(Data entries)
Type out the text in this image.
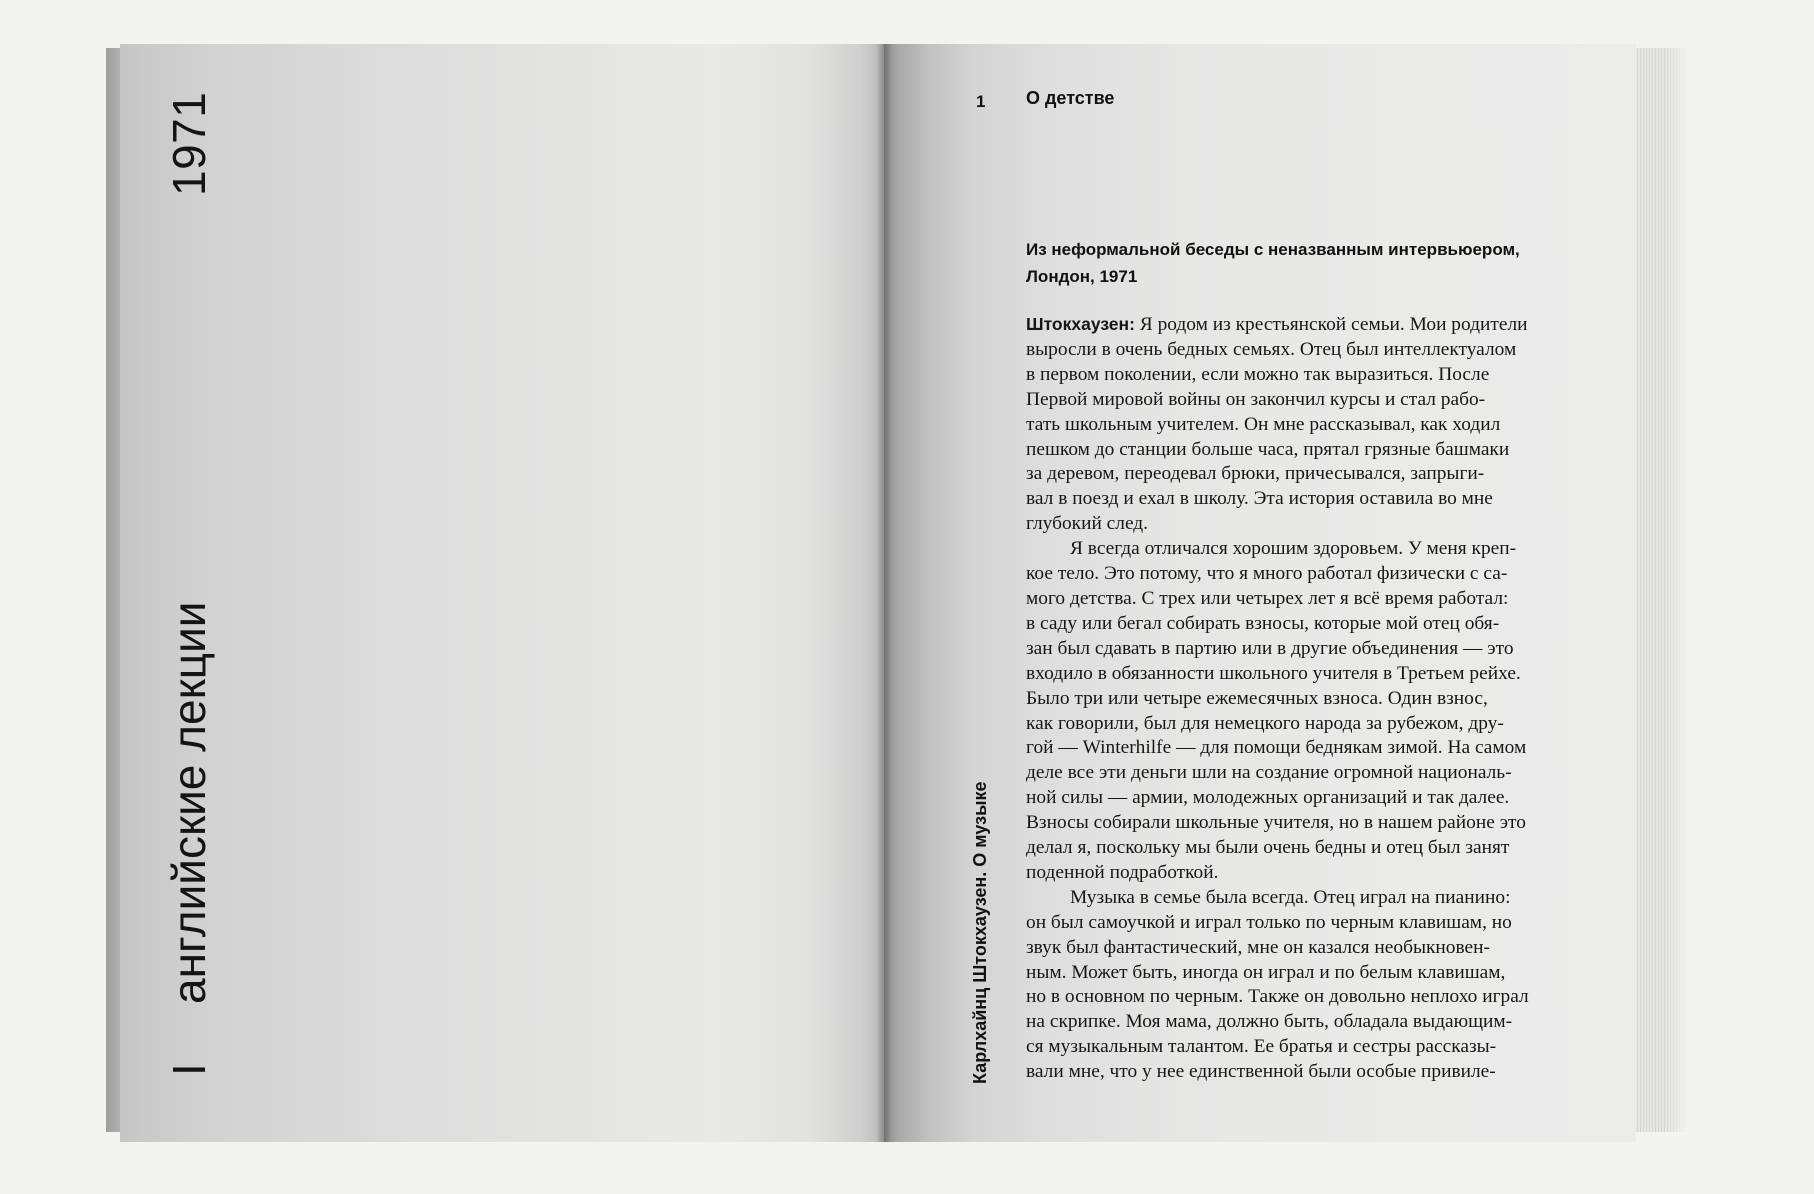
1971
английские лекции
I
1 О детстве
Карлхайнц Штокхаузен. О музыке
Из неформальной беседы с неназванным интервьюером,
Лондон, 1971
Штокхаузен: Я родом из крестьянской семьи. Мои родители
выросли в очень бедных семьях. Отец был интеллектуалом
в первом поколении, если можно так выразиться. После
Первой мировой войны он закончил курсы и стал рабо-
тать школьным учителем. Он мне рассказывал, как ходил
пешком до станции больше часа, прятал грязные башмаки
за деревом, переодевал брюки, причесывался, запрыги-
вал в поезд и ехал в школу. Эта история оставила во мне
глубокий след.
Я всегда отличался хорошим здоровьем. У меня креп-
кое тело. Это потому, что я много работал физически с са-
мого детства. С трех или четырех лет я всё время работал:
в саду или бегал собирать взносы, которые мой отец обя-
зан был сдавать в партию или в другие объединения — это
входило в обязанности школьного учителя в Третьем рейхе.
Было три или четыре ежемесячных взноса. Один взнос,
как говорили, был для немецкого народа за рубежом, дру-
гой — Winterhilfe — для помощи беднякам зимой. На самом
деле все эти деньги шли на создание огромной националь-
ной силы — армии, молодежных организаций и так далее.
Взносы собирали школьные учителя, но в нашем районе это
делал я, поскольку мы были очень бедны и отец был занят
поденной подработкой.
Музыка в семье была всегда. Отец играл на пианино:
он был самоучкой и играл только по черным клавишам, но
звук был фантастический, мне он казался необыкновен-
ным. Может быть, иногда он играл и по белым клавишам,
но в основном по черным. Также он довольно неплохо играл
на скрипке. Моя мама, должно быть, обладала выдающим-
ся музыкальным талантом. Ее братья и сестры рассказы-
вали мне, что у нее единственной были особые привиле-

==

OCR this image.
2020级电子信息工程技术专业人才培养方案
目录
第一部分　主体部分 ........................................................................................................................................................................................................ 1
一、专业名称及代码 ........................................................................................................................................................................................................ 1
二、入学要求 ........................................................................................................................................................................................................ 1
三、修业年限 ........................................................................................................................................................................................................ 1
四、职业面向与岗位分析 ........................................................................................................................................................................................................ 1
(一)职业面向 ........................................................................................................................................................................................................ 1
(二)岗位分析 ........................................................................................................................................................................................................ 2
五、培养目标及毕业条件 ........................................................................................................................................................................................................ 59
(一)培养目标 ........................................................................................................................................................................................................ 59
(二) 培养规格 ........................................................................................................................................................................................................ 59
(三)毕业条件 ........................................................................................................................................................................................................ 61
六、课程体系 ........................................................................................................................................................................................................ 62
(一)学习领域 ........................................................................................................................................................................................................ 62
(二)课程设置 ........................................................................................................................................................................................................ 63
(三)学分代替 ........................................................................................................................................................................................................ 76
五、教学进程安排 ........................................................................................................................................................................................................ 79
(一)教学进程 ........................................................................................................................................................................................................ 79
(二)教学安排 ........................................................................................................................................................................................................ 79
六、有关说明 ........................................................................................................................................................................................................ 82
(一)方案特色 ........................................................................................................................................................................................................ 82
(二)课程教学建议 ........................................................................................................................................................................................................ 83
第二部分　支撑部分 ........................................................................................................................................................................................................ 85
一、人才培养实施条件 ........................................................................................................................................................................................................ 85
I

* * *

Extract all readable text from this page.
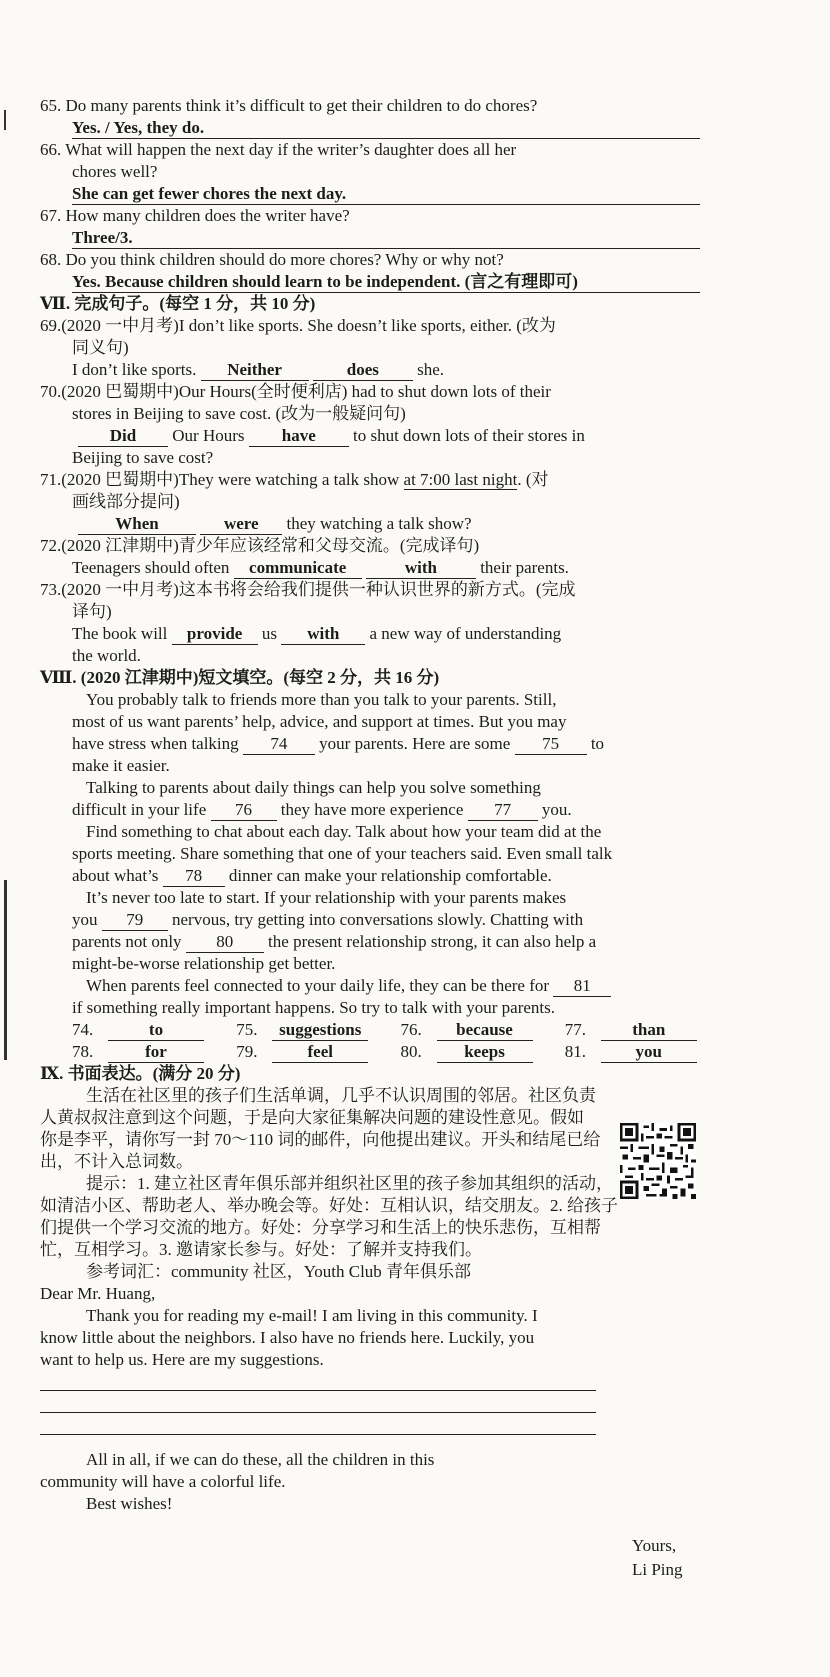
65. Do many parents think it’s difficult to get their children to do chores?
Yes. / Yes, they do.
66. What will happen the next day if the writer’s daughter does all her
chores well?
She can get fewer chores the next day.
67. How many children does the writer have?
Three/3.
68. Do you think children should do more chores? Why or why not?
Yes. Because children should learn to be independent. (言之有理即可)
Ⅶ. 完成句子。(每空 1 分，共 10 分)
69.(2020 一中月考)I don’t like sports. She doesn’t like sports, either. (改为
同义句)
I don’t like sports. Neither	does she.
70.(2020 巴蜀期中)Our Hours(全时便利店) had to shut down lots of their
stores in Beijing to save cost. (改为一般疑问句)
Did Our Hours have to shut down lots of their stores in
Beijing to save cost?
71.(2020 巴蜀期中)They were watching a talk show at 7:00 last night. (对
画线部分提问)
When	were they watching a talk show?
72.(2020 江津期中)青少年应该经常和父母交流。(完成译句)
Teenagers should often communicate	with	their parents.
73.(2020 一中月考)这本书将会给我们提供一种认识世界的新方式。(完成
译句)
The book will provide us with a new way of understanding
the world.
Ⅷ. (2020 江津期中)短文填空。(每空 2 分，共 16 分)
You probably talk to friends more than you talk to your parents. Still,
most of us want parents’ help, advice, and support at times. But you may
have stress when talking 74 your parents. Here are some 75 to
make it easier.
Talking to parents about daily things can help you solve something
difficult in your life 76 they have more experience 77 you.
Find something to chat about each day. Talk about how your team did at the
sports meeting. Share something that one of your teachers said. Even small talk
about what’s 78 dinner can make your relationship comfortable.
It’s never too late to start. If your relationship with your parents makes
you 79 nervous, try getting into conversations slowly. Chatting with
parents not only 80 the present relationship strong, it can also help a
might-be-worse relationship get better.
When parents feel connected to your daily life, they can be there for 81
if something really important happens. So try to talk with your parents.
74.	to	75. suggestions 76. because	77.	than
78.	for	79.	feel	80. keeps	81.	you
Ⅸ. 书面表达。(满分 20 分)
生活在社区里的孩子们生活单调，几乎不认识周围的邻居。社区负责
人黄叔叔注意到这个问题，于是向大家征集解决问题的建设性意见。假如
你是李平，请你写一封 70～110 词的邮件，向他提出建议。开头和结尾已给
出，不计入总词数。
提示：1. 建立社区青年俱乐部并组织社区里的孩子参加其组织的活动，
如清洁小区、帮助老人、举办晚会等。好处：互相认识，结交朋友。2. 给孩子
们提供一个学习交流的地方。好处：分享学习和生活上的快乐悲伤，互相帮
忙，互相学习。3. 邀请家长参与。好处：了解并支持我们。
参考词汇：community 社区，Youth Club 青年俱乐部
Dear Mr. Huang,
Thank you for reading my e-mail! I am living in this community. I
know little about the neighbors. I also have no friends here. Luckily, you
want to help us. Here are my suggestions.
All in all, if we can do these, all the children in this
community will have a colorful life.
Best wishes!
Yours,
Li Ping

Aim> Count all lines of the data that include "help". The answer is the number alone.

The completed task> 4